───── 演習本文 ─────

糖尿病、高血圧で当院通院を始めた8○歳の男性患者さんがいらっしゃいます。
体のあちこちが痛くて、だんだんと歩けなくなってきているようでした。
比較的お近くにお住まいであり、当院の評判を聞いて、先月から当院に通院されています。
非常に記憶力があって、しっかりとされていますが、痛みが強く、しんどそうな感じでした。
お話を聞いているといろんなところで、今の自分の症状を訴えても、なかなか聞き入れてもらえず、「老人性うつ」で片づけられていたようです。
血液検査、心電図、エックス線では特別大きな異常はありませんでした。
しかし、精神的につらく、体は悲鳴を上げているようでした。
とくにつらいのは、「足の痛み」と「胸から頭に上がってくるようなふらつきとめまい」ということでした。

───── データ一覧 ─────

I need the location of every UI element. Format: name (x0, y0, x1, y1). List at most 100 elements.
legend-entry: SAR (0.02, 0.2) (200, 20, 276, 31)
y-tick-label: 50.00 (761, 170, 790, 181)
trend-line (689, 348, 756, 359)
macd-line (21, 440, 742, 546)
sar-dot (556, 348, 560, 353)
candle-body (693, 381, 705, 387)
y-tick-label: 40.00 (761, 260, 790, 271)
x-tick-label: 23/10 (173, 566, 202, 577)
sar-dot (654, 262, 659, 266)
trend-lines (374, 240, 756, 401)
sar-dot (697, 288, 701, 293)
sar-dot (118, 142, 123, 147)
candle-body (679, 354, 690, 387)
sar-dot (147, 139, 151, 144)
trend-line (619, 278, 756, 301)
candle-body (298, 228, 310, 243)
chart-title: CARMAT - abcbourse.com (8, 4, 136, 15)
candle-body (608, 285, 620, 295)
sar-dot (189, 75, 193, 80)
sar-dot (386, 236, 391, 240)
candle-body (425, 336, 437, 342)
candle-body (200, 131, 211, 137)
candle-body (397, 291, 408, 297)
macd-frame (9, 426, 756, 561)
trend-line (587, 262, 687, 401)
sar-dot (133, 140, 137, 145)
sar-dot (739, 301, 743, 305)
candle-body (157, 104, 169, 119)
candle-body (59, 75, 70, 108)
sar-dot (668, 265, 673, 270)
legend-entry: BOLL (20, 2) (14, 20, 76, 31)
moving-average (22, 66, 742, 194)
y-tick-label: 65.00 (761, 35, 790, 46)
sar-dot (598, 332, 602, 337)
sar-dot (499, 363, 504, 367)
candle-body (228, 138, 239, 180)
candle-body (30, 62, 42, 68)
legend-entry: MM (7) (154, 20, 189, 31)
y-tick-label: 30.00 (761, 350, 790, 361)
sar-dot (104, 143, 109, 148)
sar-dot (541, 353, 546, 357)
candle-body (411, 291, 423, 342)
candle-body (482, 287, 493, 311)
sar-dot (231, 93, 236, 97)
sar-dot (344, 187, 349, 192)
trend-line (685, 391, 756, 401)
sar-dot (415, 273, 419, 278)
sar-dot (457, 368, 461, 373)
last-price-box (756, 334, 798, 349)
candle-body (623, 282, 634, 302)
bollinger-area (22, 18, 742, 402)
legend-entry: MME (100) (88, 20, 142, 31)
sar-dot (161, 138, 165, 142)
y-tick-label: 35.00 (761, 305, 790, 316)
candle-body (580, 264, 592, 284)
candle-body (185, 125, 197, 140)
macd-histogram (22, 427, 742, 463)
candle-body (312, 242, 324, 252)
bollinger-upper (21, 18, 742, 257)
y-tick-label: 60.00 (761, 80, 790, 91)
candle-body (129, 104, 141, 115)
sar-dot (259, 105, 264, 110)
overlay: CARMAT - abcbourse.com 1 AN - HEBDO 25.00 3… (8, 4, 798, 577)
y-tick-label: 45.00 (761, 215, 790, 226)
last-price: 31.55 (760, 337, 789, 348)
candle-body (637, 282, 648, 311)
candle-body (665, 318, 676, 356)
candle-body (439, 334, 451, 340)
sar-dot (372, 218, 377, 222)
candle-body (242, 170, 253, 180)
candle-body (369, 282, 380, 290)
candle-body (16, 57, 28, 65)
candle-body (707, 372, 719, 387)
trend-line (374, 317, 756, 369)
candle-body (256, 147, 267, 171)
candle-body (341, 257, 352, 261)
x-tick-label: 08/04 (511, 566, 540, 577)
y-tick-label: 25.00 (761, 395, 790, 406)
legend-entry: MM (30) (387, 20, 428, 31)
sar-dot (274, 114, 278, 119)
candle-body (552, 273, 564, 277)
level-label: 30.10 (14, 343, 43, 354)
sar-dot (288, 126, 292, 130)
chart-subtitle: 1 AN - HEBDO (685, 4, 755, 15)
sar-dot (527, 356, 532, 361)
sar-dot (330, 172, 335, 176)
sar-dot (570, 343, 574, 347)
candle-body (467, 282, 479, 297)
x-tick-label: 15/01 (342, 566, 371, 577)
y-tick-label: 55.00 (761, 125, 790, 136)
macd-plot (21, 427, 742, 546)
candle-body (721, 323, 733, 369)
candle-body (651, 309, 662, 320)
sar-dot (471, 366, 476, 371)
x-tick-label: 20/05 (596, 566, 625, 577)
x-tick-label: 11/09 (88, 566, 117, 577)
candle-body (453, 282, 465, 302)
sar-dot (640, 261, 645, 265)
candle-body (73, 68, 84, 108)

─────

▶ **課題内容**
本文で、この患者さんがとくにつらいと述べている症状は何ですか。 本文の内容だけに基づいて答えてください。

▶ **解答**
「足の痛み」と「胸から頭に上がってくるようなふらつきとめまい」です。